— begin DATASET EXCERPTS —

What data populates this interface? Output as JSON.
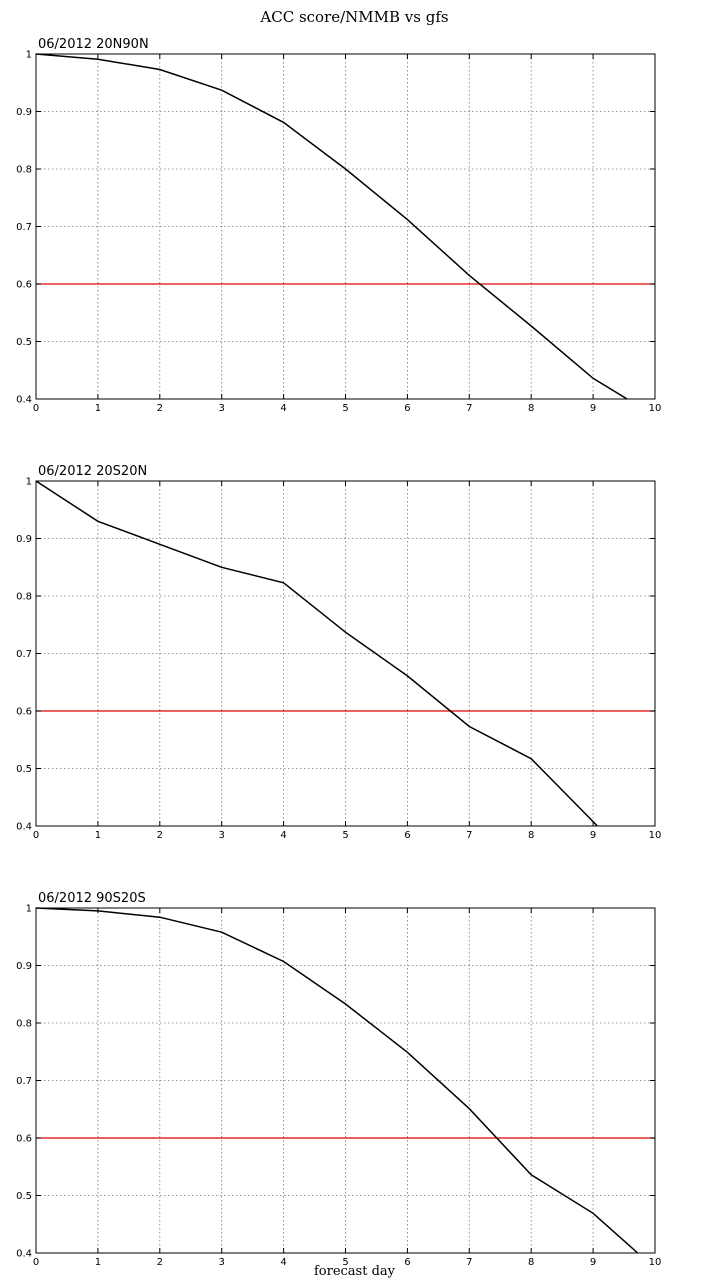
{
  "figure": {
    "title": "ACC score/NMMB vs gfs",
    "xlabel": "forecast day"
  },
  "colors": {
    "series": "#000000",
    "threshold": "#e00000",
    "grid": "#777777"
  },
  "chart_data": [
    {
      "type": "line",
      "title": "06/2012 20N90N",
      "xlim": [
        0,
        10
      ],
      "ylim": [
        0.4,
        1
      ],
      "xticks": [
        0,
        1,
        2,
        3,
        4,
        5,
        6,
        7,
        8,
        9,
        10
      ],
      "yticks": [
        0.4,
        0.5,
        0.6,
        0.7,
        0.8,
        0.9,
        1
      ],
      "grid": true,
      "threshold": 0.6,
      "x": [
        0,
        1,
        2,
        3,
        4,
        5,
        6,
        7,
        8,
        9,
        9.55
      ],
      "y": [
        1.0,
        0.991,
        0.973,
        0.937,
        0.881,
        0.8,
        0.712,
        0.615,
        0.527,
        0.436,
        0.4
      ]
    },
    {
      "type": "line",
      "title": "06/2012 20S20N",
      "xlim": [
        0,
        10
      ],
      "ylim": [
        0.4,
        1
      ],
      "xticks": [
        0,
        1,
        2,
        3,
        4,
        5,
        6,
        7,
        8,
        9,
        10
      ],
      "yticks": [
        0.4,
        0.5,
        0.6,
        0.7,
        0.8,
        0.9,
        1
      ],
      "grid": true,
      "threshold": 0.6,
      "x": [
        0,
        1,
        2,
        3,
        4,
        5,
        6,
        7,
        8,
        9.07
      ],
      "y": [
        1.0,
        0.93,
        0.89,
        0.85,
        0.823,
        0.737,
        0.661,
        0.573,
        0.517,
        0.4
      ]
    },
    {
      "type": "line",
      "title": "06/2012 90S20S",
      "xlim": [
        0,
        10
      ],
      "ylim": [
        0.4,
        1
      ],
      "xticks": [
        0,
        1,
        2,
        3,
        4,
        5,
        6,
        7,
        8,
        9,
        10
      ],
      "yticks": [
        0.4,
        0.5,
        0.6,
        0.7,
        0.8,
        0.9,
        1
      ],
      "grid": true,
      "threshold": 0.6,
      "x": [
        0,
        1,
        2,
        3,
        4,
        5,
        6,
        7,
        8,
        9,
        9.72
      ],
      "y": [
        1.0,
        0.995,
        0.984,
        0.958,
        0.907,
        0.833,
        0.749,
        0.651,
        0.536,
        0.469,
        0.4
      ]
    }
  ]
}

— end DATASET EXCERPTS —

Every line of the data above should be quoted exactly. Omit the pictures.

▶ [REPLY TO THE EXERCISE]
What data populates this interface? Output as JSON.
{
  "figure": {
    "title": "ACC score/NMMB vs gfs",
    "xlabel": "forecast day"
  },
  "colors": {
    "series": "#000000",
    "threshold": "#e00000",
    "grid": "#777777"
  },
  "chart_data": [
    {
      "type": "line",
      "title": "06/2012 20N90N",
      "xlim": [
        0,
        10
      ],
      "ylim": [
        0.4,
        1
      ],
      "xticks": [
        0,
        1,
        2,
        3,
        4,
        5,
        6,
        7,
        8,
        9,
        10
      ],
      "yticks": [
        0.4,
        0.5,
        0.6,
        0.7,
        0.8,
        0.9,
        1
      ],
      "grid": true,
      "threshold": 0.6,
      "x": [
        0,
        1,
        2,
        3,
        4,
        5,
        6,
        7,
        8,
        9,
        9.55
      ],
      "y": [
        1.0,
        0.991,
        0.973,
        0.937,
        0.881,
        0.8,
        0.712,
        0.615,
        0.527,
        0.436,
        0.4
      ]
    },
    {
      "type": "line",
      "title": "06/2012 20S20N",
      "xlim": [
        0,
        10
      ],
      "ylim": [
        0.4,
        1
      ],
      "xticks": [
        0,
        1,
        2,
        3,
        4,
        5,
        6,
        7,
        8,
        9,
        10
      ],
      "yticks": [
        0.4,
        0.5,
        0.6,
        0.7,
        0.8,
        0.9,
        1
      ],
      "grid": true,
      "threshold": 0.6,
      "x": [
        0,
        1,
        2,
        3,
        4,
        5,
        6,
        7,
        8,
        9.07
      ],
      "y": [
        1.0,
        0.93,
        0.89,
        0.85,
        0.823,
        0.737,
        0.661,
        0.573,
        0.517,
        0.4
      ]
    },
    {
      "type": "line",
      "title": "06/2012 90S20S",
      "xlim": [
        0,
        10
      ],
      "ylim": [
        0.4,
        1
      ],
      "xticks": [
        0,
        1,
        2,
        3,
        4,
        5,
        6,
        7,
        8,
        9,
        10
      ],
      "yticks": [
        0.4,
        0.5,
        0.6,
        0.7,
        0.8,
        0.9,
        1
      ],
      "grid": true,
      "threshold": 0.6,
      "x": [
        0,
        1,
        2,
        3,
        4,
        5,
        6,
        7,
        8,
        9,
        9.72
      ],
      "y": [
        1.0,
        0.995,
        0.984,
        0.958,
        0.907,
        0.833,
        0.749,
        0.651,
        0.536,
        0.469,
        0.4
      ]
    }
  ]
}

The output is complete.